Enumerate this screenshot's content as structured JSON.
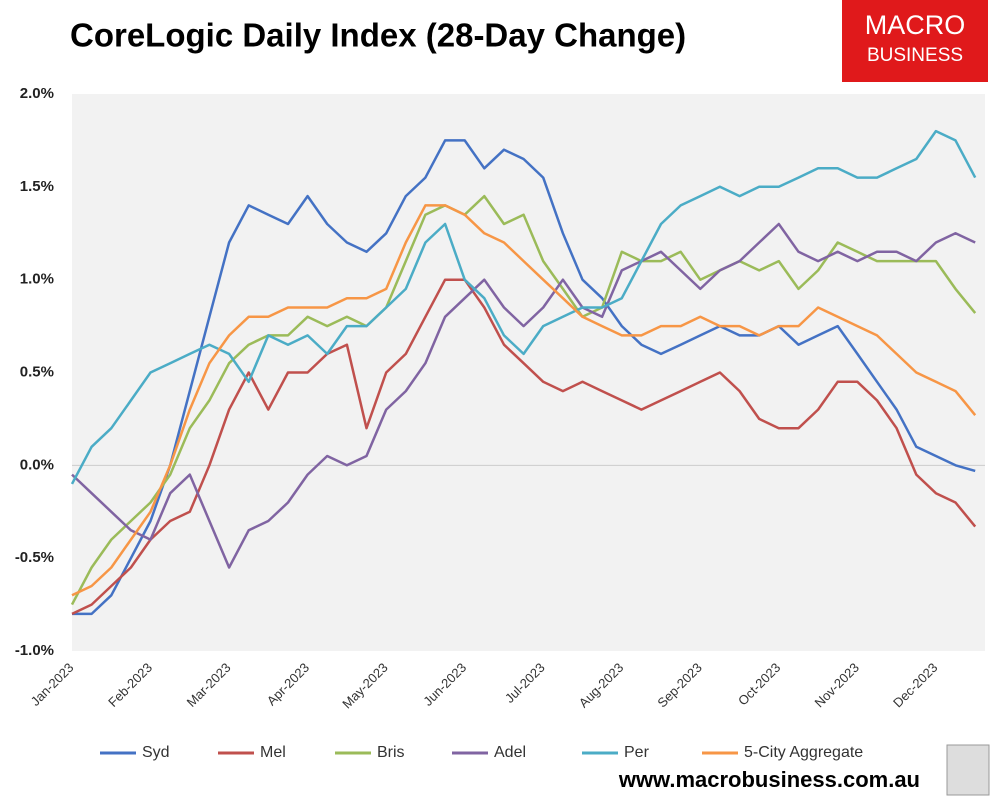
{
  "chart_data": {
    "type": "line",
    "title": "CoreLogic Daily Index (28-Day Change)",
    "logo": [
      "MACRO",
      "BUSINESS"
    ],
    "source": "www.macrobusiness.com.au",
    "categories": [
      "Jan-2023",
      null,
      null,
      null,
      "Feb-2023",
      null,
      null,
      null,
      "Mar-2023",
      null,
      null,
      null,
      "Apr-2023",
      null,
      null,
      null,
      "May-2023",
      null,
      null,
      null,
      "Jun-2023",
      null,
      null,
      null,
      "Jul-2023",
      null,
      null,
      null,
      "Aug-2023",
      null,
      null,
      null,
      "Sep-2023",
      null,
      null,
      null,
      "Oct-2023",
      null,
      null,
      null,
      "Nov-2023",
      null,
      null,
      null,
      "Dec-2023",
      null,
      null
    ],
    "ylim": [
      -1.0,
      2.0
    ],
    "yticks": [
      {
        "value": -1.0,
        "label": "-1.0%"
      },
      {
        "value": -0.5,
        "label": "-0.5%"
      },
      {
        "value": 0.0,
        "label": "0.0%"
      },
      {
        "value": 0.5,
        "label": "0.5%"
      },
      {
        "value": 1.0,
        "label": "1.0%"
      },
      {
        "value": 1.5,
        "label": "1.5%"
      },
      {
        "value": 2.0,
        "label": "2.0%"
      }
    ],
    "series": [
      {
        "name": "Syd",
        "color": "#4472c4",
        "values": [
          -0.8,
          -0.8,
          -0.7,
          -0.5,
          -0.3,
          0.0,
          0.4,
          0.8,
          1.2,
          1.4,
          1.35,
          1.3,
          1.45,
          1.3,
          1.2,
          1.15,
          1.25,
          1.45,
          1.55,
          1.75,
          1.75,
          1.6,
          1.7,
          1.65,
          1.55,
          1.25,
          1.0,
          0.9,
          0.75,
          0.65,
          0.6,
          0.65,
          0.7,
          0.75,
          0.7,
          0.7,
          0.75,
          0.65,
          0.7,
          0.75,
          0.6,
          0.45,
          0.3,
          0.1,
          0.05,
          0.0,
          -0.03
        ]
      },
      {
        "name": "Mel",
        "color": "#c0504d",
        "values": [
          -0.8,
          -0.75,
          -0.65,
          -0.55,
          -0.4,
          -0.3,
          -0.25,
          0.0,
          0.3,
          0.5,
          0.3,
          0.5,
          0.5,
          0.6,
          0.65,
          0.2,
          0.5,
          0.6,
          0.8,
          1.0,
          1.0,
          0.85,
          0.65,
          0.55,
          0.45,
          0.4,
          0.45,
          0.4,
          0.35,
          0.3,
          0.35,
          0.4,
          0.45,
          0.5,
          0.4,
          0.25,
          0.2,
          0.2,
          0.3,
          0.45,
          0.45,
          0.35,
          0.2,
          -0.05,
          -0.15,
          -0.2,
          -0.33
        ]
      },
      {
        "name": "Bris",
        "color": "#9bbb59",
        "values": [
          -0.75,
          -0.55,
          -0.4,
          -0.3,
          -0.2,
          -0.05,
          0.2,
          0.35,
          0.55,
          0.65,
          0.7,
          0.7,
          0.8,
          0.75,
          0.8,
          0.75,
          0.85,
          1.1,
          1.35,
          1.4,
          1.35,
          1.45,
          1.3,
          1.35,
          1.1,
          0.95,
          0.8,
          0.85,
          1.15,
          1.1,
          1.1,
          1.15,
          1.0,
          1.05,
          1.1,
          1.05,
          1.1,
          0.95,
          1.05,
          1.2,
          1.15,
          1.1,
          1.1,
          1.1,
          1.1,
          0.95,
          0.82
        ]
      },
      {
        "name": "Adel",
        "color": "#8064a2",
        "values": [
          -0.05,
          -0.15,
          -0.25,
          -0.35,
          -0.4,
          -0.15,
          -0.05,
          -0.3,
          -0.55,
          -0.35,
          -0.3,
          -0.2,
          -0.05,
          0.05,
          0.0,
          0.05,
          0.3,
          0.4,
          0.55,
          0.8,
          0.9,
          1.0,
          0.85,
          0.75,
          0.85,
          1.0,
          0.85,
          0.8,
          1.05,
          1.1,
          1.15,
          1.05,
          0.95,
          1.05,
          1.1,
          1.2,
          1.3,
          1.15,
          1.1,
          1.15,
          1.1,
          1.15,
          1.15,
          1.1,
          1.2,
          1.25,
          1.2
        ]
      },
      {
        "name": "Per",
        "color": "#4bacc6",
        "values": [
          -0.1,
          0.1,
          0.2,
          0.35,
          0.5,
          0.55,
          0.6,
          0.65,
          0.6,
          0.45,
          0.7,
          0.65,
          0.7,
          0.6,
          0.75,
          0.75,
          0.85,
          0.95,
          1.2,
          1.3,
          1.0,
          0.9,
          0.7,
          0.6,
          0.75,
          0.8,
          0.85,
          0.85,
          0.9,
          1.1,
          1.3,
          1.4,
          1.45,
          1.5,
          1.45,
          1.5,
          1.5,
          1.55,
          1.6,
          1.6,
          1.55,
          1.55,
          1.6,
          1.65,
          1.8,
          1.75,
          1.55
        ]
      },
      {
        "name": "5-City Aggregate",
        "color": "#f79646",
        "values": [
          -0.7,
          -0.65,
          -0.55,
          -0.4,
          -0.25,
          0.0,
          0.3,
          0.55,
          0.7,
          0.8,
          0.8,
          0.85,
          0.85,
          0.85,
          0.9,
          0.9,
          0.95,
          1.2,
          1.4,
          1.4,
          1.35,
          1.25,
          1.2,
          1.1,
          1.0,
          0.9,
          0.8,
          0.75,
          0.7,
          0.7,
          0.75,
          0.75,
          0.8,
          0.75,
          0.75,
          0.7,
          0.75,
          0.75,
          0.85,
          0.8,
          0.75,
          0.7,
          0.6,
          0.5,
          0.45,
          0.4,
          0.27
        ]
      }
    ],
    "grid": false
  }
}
# # # #
Pull out and copy each line containing the string "name".

        "name": "Syd",
        "name": "Mel",
        "name": "Bris",
        "name": "Adel",
        "name": "Per",
        "name": "5-City Aggregate",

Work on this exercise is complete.